Aim of the task ▸
Every record here should be printed again exactly.

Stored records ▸
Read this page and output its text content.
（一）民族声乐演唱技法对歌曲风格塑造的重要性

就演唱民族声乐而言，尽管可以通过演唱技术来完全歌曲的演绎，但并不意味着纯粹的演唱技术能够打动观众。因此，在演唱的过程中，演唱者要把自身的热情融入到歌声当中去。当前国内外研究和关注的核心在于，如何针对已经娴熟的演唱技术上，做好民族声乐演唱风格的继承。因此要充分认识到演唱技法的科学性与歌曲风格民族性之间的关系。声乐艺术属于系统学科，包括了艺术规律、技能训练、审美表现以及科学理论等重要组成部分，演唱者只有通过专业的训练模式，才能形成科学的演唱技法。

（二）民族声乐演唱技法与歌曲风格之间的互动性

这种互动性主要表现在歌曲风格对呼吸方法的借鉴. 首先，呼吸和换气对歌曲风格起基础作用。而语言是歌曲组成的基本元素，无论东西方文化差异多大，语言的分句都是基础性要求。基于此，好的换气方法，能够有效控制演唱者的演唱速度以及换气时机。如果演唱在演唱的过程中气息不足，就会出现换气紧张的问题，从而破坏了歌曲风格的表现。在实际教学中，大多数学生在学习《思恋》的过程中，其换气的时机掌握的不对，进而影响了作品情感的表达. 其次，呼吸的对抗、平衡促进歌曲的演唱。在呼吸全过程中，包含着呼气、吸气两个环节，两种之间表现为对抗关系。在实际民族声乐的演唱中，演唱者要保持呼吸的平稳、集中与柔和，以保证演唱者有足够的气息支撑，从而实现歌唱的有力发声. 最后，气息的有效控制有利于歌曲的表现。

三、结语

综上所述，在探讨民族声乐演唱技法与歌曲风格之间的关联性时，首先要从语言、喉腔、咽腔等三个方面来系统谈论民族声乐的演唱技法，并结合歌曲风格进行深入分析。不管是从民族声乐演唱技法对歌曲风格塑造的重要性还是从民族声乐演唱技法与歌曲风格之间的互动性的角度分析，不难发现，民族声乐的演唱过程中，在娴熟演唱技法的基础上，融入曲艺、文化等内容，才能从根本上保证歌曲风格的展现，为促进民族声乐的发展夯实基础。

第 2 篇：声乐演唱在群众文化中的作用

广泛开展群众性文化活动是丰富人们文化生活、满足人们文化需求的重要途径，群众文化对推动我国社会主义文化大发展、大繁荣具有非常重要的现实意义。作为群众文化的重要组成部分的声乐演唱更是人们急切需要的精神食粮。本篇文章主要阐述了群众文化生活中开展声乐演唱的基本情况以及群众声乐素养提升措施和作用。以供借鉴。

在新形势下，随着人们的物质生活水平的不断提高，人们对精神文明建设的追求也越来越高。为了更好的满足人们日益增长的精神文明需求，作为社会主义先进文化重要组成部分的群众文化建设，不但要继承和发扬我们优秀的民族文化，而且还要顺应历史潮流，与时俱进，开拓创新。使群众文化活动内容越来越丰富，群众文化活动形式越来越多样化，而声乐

Exercise answer ▸
Read this page and output its text content.
（一）民族声乐演唱技法对歌曲风格塑造的重要性

就演唱民族声乐而言，尽管可以通过演唱技术来完全歌曲的演绎，但并不意味着纯粹的演唱技术能够打动观众。因此，在演唱的过程中，演唱者要把自身的热情融入到歌声当中去。当前国内外研究和关注的核心在于，如何针对已经娴熟的演唱技术上，做好民族声乐演唱风格的继承。因此要充分认识到演唱技法的科学性与歌曲风格民族性之间的关系。声乐艺术属于系统学科，包括了艺术规律、技能训练、审美表现以及科学理论等重要组成部分，演唱者只有通过专业的训练模式，才能形成科学的演唱技法。

（二）民族声乐演唱技法与歌曲风格之间的互动性

这种互动性主要表现在歌曲风格对呼吸方法的借鉴. 首先，呼吸和换气对歌曲风格起基础作用。而语言是歌曲组成的基本元素，无论东西方文化差异多大，语言的分句都是基础性要求。基于此，好的换气方法，能够有效控制演唱者的演唱速度以及换气时机。如果演唱在演唱的过程中气息不足，就会出现换气紧张的问题，从而破坏了歌曲风格的表现。在实际教学中，大多数学生在学习《思恋》的过程中，其换气的时机掌握的不对，进而影响了作品情感的表达. 其次，呼吸的对抗、平衡促进歌曲的演唱。在呼吸全过程中，包含着呼气、吸气两个环节，两种之间表现为对抗关系。在实际民族声乐的演唱中，演唱者要保持呼吸的平稳、集中与柔和，以保证演唱者有足够的气息支撑，从而实现歌唱的有力发声. 最后，气息的有效控制有利于歌曲的表现。

三、结语

综上所述，在探讨民族声乐演唱技法与歌曲风格之间的关联性时，首先要从语言、喉腔、咽腔等三个方面来系统谈论民族声乐的演唱技法，并结合歌曲风格进行深入分析。不管是从民族声乐演唱技法对歌曲风格塑造的重要性还是从民族声乐演唱技法与歌曲风格之间的互动性的角度分析，不难发现，民族声乐的演唱过程中，在娴熟演唱技法的基础上，融入曲艺、文化等内容，才能从根本上保证歌曲风格的展现，为促进民族声乐的发展夯实基础。

第 2 篇：声乐演唱在群众文化中的作用

广泛开展群众性文化活动是丰富人们文化生活、满足人们文化需求的重要途径，群众文化对推动我国社会主义文化大发展、大繁荣具有非常重要的现实意义。作为群众文化的重要组成部分的声乐演唱更是人们急切需要的精神食粮。本篇文章主要阐述了群众文化生活中开展声乐演唱的基本情况以及群众声乐素养提升措施和作用。以供借鉴。

在新形势下，随着人们的物质生活水平的不断提高，人们对精神文明建设的追求也越来越高。为了更好的满足人们日益增长的精神文明需求，作为社会主义先进文化重要组成部分的群众文化建设，不但要继承和发扬我们优秀的民族文化，而且还要顺应历史潮流，与时俱进，开拓创新。使群众文化活动内容越来越丰富，群众文化活动形式越来越多样化，而声乐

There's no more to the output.